* Reading passage
========

We draw other significant conclusions from the testing procedure:

1. Model M7 not only outperforms in terms of accuracy model M2 but also all the other implemented models (namely M1, and M3–M6).

2. Models M4 and M5 outperform (in terms of accuracy) model M3, which mimics the current compensation procedure in force at the time of writing. This result is important because model M5 offers an easier-to-operate condition-based risk adjustment system, less precise than M7 however, maintaining the prospective compensation for non-PBS services and reducing the need for the ex-post adjustments.

3. Model M4, which is an age/sex/territory-based risk-adjustment model, is indicated to perform budget projections and is proposed as a temporary model for the subsidized regime because of the absence of subsidized regime claims.

4. Model M7 outperforms model M6 in terms of accuracy. This shows that the selected cap parameter c, set at the 0.999 percentile is better than a cap parameter set at the 0.975 level.

5. Model M5 tends to undercompensate individuals in the validation dataset. This might be due to differences between the claim costs for the individuals for which there exist data in the baseline period and those for which that data is not available.

11. Discussion

We developed a condition-based risk adjustment system for Colombia that unifies the multiple different funding streams currently in place in Colombia. The model performs well and out-performs in accuracy other alternative models.

The Ministry expressed concerns about three operational aspects of the model: maintaining Quality, avoiding fraud and abuse and ensuring EPS stability.

1. Quality: a condition-based risk adjustment system is designed to avoid selection by insurers against severely ill members. However, there is some evidence in other countries that profit-maximizing insurers select healthier members and reduce services to sicker patients that need them most. To address this concern we propose a quality reporting system (in addition to the proposed risk adjustment system) for patients with certain conditions, based on treatment guidelines of relevant professional societies.

========

* Information given
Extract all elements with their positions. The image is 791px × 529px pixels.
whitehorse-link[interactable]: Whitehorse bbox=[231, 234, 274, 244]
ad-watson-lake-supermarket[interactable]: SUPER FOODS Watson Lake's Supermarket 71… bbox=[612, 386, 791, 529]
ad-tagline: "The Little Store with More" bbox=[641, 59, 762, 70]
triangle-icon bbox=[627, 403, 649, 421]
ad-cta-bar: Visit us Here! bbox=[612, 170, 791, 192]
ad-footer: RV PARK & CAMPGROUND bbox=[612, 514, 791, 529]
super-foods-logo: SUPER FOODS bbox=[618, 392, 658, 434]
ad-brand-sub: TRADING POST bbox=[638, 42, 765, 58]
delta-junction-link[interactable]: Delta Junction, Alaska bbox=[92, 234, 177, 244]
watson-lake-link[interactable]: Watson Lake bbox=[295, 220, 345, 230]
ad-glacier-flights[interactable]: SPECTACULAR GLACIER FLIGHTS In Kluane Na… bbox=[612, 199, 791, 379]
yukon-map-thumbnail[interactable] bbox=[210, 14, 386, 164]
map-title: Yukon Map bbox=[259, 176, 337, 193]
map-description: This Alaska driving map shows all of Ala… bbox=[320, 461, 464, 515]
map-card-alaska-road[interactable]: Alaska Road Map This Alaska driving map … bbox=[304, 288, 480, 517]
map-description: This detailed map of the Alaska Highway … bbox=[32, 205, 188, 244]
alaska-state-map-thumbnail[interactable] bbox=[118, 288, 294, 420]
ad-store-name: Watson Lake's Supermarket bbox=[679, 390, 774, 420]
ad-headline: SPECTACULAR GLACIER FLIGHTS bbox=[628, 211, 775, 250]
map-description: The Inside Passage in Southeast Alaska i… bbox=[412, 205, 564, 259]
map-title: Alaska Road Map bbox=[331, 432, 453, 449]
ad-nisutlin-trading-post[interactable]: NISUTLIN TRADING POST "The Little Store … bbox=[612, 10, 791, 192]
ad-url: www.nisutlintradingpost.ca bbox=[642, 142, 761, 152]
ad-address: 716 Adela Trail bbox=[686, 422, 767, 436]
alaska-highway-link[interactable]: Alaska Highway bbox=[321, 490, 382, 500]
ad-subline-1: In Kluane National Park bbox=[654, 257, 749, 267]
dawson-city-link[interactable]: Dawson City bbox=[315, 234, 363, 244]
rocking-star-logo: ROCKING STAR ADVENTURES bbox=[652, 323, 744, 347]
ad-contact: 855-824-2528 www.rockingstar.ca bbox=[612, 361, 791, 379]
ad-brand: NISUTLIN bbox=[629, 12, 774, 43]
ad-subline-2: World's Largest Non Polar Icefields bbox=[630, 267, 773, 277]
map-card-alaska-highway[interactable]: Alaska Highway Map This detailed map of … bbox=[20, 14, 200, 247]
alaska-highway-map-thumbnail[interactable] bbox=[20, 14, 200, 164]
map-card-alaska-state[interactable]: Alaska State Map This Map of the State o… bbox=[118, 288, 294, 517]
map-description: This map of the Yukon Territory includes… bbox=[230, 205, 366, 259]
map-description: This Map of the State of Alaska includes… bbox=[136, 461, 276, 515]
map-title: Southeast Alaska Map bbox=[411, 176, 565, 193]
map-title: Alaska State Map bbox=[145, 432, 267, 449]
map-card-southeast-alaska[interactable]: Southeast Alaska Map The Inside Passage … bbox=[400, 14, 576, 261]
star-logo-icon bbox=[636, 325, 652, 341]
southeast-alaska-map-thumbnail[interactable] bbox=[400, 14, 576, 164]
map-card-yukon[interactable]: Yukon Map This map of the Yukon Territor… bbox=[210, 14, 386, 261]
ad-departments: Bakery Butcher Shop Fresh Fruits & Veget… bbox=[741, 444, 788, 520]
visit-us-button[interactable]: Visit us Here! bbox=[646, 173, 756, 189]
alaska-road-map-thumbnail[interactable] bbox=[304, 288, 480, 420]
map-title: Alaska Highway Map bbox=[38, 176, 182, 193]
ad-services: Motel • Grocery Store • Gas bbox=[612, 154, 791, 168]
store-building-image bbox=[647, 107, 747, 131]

========

* Your tasks
a – In the passage on Colombia's risk adjustment models, which model mimics the compensation procedure in force at the time of writing?
b – Carry on the passage on Colombia's risk adjustment models from the point where it stops.

* Exercise responses
a – Model M3.

b –
2. The issue of fraud and abuse is more difficult to solve. There has been a robust discussion recently in the United States on the topic of how risk adjustment in the Medicare Advantage program encourages over-coding of conditions [15, 16, 17, 18, 19, 20]. Avoiding over-coding requires a robust audit and benchmarking function.

3. While we do not anticipate that transition to a full condition-based adjustment system will result in instability in the market we proposed (as an option) an internal reinsurance arrangement where insurers that experience gains relative to their UPCs contribute to a pool to reimburse insurers that experience losses relative to their UPCs. However, the reinsurance market in Colombia is well-developed and insurers may purchase reinsurance as a hedge against adverse results.

4. The accuracy of the model is affected by provider claims coding accuracy, as well as the truncated (4-digit) nature of Colombian coding. Coding is not under the control of MinSalud; however, EPSs could provide incentives for more complete and accurate coding, given its importance to the EPS’s revenue. Such incentives would have to be carefully monitored, given the possibility that they would drive over-coding.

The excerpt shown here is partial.